— START Data lines —

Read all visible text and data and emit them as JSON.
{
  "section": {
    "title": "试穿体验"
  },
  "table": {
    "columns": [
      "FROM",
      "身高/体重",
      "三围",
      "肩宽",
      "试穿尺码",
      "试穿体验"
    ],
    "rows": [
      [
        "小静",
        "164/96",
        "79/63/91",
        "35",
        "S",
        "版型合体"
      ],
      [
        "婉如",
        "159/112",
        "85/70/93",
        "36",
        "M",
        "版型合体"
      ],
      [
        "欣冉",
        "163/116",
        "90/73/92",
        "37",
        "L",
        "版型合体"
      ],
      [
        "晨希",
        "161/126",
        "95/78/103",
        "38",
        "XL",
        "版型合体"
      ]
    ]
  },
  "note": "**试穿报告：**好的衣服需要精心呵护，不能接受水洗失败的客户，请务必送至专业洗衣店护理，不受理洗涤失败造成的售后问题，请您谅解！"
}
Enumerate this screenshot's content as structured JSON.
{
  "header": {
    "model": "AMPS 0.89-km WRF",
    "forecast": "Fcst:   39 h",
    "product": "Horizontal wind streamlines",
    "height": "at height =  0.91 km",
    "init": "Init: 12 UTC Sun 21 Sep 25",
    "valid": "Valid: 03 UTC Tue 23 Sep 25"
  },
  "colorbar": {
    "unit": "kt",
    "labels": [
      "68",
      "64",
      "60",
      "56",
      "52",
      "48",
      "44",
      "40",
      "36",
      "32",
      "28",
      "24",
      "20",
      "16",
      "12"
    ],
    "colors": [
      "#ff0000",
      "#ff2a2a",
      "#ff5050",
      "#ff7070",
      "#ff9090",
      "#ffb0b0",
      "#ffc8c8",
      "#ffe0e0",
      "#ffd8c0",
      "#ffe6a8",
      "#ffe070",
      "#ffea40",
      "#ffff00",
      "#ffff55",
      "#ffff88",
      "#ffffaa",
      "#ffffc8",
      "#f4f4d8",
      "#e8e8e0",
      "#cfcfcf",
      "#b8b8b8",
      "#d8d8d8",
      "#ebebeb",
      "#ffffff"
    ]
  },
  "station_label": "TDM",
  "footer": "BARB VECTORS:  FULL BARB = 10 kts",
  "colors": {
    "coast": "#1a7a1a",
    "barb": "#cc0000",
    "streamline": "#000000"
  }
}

— END Data lines —

* _Set task_: Return what is listed above, exactly and completely.

* _Solution to the exercise_:
Read all visible text and data and emit them as JSON.
{
  "section": {
    "title": "试穿体验"
  },
  "table": {
    "columns": [
      "FROM",
      "身高/体重",
      "三围",
      "肩宽",
      "试穿尺码",
      "试穿体验"
    ],
    "rows": [
      [
        "小静",
        "164/96",
        "79/63/91",
        "35",
        "S",
        "版型合体"
      ],
      [
        "婉如",
        "159/112",
        "85/70/93",
        "36",
        "M",
        "版型合体"
      ],
      [
        "欣冉",
        "163/116",
        "90/73/92",
        "37",
        "L",
        "版型合体"
      ],
      [
        "晨希",
        "161/126",
        "95/78/103",
        "38",
        "XL",
        "版型合体"
      ]
    ]
  },
  "note": "**试穿报告：**好的衣服需要精心呵护，不能接受水洗失败的客户，请务必送至专业洗衣店护理，不受理洗涤失败造成的售后问题，请您谅解！"
}
Enumerate this screenshot's content as structured JSON.
{
  "header": {
    "model": "AMPS 0.89-km WRF",
    "forecast": "Fcst:   39 h",
    "product": "Horizontal wind streamlines",
    "height": "at height =  0.91 km",
    "init": "Init: 12 UTC Sun 21 Sep 25",
    "valid": "Valid: 03 UTC Tue 23 Sep 25"
  },
  "colorbar": {
    "unit": "kt",
    "labels": [
      "68",
      "64",
      "60",
      "56",
      "52",
      "48",
      "44",
      "40",
      "36",
      "32",
      "28",
      "24",
      "20",
      "16",
      "12"
    ],
    "colors": [
      "#ff0000",
      "#ff2a2a",
      "#ff5050",
      "#ff7070",
      "#ff9090",
      "#ffb0b0",
      "#ffc8c8",
      "#ffe0e0",
      "#ffd8c0",
      "#ffe6a8",
      "#ffe070",
      "#ffea40",
      "#ffff00",
      "#ffff55",
      "#ffff88",
      "#ffffaa",
      "#ffffc8",
      "#f4f4d8",
      "#e8e8e0",
      "#cfcfcf",
      "#b8b8b8",
      "#d8d8d8",
      "#ebebeb",
      "#ffffff"
    ]
  },
  "station_label": "TDM",
  "footer": "BARB VECTORS:  FULL BARB = 10 kts",
  "colors": {
    "coast": "#1a7a1a",
    "barb": "#cc0000",
    "streamline": "#000000"
  }
}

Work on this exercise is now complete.